[begin DATASET]

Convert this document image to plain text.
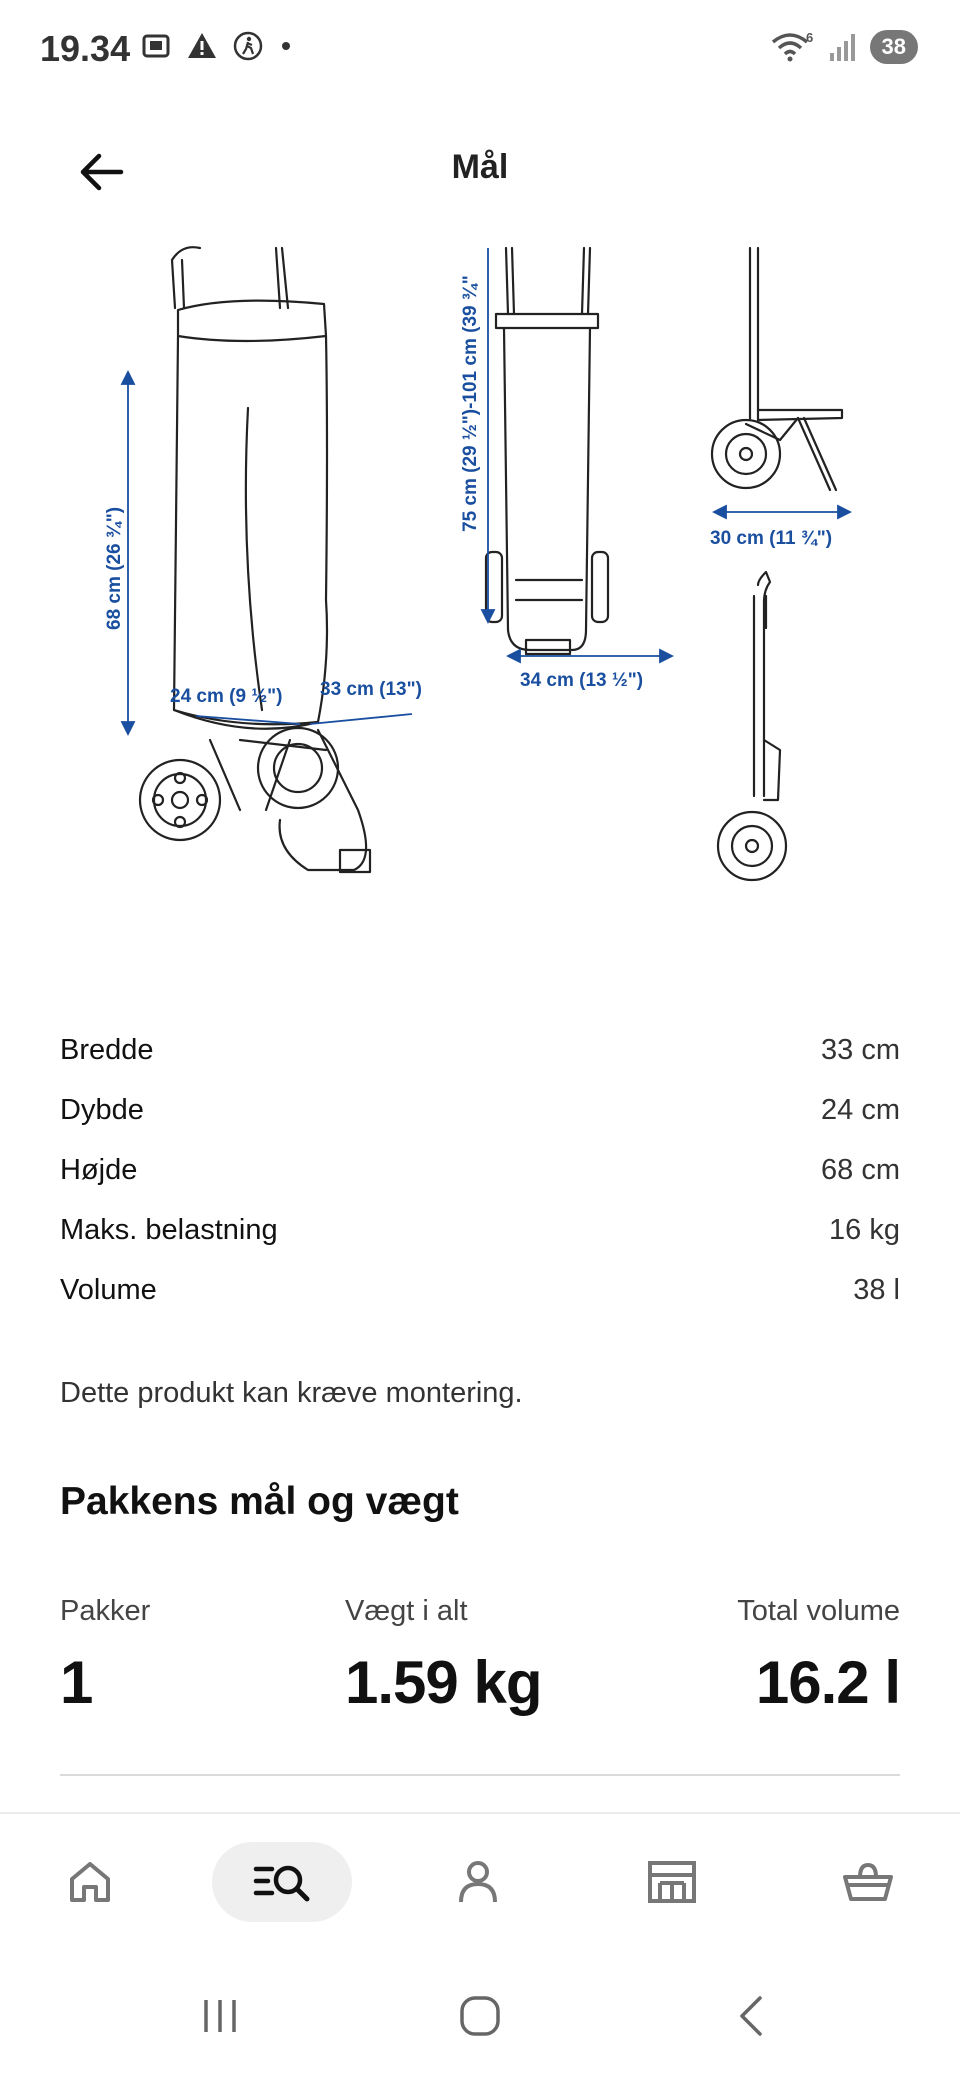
19.34	6	38
Mål
68 cm (26 ¾")
24 cm (9 ½") 33 cm (13")
75 cm (29 ½")-101 cm (39 ¾"
34 cm (13 ½")
30 cm (11 ¾")
Bredde	33 cm
Dybde	24 cm
Højde	68 cm
Maks. belastning	16 kg
Volume	38 l
Dette produkt kan kræve montering.
Pakkens mål og vægt
Pakker
1
Vægt i alt
1.59 kg
Total volume
16.2 l
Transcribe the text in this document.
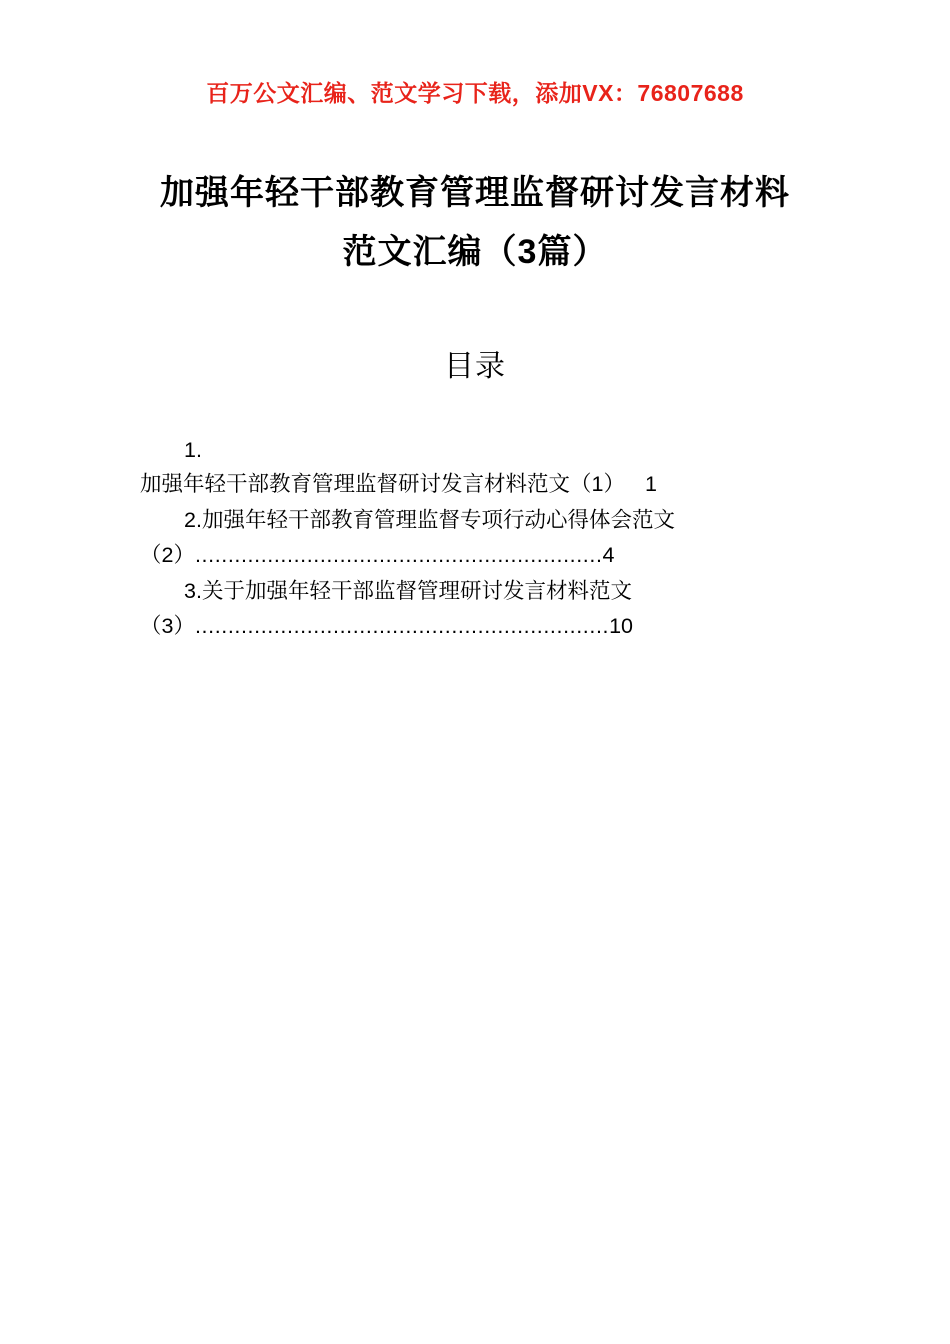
百万公文汇编、范文学习下载，添加VX：76807688
加强年轻干部教育管理监督研讨发言材料
范文汇编（3篇）
目录
1.
加强年轻干部教育管理监督研讨发言材料范文（1） 1
2.加强年轻干部教育管理监督专项行动心得体会范文（2）..............................................................4
3.关于加强年轻干部监督管理研讨发言材料范文（3）...............................................................10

[end DATASET]

THE PROBLEM – Leave out the pictures and reproduce the rest of the listing exactly.

RESPONSE BELOW –
Convert this document image to plain text.
19.34	6	38
Mål
68 cm (26 ¾")
24 cm (9 ½") 33 cm (13")
75 cm (29 ½")-101 cm (39 ¾"
34 cm (13 ½")
30 cm (11 ¾")
Bredde	33 cm
Dybde	24 cm
Højde	68 cm
Maks. belastning	16 kg
Volume	38 l
Dette produkt kan kræve montering.
Pakkens mål og vægt
Pakker
1
Vægt i alt
1.59 kg
Total volume
16.2 l
Transcribe the text in this document.
百万公文汇编、范文学习下载，添加VX：76807688
加强年轻干部教育管理监督研讨发言材料
范文汇编（3篇）
目录
1.
加强年轻干部教育管理监督研讨发言材料范文（1） 1
2.加强年轻干部教育管理监督专项行动心得体会范文（2）..............................................................4
3.关于加强年轻干部监督管理研讨发言材料范文（3）...............................................................10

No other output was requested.